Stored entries

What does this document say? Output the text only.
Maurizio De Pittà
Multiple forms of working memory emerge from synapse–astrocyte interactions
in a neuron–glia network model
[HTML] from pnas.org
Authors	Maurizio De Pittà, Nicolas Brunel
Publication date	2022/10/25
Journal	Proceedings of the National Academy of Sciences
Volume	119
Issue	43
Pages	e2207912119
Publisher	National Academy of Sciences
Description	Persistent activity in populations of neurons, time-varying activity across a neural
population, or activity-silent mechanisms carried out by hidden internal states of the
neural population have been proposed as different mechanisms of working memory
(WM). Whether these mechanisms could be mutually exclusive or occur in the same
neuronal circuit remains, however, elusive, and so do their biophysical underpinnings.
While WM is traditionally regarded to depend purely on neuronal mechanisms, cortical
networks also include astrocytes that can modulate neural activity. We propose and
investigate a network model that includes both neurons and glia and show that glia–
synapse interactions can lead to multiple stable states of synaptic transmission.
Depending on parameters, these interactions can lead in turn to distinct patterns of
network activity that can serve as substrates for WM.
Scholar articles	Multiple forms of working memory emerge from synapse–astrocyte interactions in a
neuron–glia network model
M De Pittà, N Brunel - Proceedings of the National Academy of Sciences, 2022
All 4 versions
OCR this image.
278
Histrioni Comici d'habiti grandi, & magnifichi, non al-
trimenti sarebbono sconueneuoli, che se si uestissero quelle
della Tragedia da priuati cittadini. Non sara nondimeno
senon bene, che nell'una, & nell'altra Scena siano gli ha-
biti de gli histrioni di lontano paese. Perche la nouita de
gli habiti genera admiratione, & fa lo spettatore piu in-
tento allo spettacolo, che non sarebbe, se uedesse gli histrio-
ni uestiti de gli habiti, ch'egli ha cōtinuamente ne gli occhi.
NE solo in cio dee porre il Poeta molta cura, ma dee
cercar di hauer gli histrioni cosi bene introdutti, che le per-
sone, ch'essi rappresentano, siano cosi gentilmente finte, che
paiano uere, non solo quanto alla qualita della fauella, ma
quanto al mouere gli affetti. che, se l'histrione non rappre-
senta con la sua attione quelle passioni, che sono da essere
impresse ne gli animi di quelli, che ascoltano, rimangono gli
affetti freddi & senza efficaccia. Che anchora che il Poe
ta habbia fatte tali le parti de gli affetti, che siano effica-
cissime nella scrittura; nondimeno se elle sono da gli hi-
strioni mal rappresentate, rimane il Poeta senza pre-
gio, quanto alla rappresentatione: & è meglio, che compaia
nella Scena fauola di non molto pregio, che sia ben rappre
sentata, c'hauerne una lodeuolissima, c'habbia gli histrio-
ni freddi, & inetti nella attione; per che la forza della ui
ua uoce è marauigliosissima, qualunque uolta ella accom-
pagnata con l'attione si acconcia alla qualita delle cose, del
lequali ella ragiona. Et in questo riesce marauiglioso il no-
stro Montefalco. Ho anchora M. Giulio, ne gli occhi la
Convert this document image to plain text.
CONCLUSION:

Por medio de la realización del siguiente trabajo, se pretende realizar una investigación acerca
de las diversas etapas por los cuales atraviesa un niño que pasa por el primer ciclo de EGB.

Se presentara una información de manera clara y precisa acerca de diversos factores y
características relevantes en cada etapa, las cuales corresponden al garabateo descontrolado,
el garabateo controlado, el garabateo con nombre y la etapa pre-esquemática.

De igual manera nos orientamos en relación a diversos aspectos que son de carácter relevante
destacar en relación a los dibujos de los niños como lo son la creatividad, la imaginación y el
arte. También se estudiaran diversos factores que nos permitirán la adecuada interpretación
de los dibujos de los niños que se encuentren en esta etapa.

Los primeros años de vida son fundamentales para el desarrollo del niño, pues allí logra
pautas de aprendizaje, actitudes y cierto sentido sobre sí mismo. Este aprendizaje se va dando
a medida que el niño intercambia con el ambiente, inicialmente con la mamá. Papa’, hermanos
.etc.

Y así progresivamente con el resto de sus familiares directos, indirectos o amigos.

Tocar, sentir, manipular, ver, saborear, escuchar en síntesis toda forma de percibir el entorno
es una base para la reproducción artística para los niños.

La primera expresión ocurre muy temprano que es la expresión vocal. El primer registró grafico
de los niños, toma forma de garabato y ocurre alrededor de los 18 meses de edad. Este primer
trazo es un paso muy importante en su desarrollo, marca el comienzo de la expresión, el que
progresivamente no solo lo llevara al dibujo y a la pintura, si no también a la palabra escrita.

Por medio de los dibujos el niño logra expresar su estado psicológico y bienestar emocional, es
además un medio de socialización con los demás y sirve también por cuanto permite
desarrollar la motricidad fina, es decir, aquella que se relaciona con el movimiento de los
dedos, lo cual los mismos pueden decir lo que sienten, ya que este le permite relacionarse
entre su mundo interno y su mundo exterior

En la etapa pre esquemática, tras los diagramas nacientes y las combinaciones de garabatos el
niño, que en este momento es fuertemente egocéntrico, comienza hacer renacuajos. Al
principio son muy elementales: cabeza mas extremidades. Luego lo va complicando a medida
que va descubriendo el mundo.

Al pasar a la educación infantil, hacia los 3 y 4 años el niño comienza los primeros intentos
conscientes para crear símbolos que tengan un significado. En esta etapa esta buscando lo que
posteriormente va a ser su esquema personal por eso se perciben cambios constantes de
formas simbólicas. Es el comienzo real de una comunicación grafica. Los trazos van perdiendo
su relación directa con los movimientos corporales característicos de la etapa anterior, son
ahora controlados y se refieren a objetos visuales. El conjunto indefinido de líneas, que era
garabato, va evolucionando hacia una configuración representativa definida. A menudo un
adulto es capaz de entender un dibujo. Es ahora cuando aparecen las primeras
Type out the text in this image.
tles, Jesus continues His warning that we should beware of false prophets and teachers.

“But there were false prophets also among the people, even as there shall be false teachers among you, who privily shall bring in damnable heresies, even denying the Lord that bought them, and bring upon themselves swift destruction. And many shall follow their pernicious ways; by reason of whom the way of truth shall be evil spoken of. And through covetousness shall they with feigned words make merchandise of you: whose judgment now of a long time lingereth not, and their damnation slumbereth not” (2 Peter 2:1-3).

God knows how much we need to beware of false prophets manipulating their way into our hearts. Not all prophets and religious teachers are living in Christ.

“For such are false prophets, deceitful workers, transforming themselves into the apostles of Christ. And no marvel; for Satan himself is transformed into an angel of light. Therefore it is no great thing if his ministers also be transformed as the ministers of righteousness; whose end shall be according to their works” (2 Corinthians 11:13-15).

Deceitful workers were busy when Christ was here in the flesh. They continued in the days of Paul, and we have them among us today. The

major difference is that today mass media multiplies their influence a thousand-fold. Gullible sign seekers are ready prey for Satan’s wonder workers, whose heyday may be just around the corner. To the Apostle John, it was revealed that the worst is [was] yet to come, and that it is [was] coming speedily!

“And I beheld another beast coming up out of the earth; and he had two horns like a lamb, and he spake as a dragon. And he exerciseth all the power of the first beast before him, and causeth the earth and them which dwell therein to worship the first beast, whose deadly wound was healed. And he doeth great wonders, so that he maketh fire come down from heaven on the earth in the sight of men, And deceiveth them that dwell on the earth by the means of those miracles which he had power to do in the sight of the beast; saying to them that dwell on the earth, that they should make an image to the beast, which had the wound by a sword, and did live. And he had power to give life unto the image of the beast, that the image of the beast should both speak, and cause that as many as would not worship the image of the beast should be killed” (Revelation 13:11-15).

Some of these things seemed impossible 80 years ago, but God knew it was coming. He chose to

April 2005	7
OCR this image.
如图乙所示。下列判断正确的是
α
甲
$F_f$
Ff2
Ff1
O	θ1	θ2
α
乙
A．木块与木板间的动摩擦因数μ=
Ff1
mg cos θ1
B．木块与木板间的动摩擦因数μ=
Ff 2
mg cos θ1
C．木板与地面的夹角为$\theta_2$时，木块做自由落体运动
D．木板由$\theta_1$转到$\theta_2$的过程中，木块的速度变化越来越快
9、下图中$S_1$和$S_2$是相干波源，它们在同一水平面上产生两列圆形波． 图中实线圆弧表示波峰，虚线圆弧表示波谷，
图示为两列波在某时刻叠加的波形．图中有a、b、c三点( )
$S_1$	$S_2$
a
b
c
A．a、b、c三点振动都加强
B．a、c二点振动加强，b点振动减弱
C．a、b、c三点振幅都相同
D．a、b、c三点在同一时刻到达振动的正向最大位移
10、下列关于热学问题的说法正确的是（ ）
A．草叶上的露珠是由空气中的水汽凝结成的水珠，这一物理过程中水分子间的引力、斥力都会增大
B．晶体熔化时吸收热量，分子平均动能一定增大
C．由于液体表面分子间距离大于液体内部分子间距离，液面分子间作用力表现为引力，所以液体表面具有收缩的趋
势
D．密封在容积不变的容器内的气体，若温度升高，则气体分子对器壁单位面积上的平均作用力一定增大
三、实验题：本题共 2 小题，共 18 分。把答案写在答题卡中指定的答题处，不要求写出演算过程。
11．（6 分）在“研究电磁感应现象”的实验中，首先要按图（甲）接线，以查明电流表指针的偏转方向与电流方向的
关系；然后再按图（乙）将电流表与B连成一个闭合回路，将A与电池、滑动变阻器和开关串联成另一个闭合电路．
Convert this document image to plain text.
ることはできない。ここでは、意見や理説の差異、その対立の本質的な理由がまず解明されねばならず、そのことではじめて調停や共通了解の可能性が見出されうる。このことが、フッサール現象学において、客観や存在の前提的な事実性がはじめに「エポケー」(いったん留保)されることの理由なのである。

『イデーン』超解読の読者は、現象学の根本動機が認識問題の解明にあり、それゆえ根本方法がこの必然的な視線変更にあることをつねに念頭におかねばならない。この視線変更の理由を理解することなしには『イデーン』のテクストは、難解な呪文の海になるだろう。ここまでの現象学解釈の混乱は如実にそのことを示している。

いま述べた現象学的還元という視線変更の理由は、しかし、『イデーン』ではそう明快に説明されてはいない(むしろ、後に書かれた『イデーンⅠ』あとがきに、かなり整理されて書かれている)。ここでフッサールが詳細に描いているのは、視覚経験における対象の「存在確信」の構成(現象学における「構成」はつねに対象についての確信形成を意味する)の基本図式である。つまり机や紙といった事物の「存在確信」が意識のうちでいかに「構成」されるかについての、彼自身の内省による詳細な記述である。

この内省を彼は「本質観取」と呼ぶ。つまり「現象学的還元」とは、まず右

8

What needs to be done - List every line from the entries above in which "relación" appears.

Response to this task -
De igual manera nos orientamos en relación a diversos aspectos que son de carácter relevante
destacar en relación a los dibujos de los niños como lo son la creatividad, la imaginación y el
su relación directa con los movimientos corporales característicos de la etapa anterior, son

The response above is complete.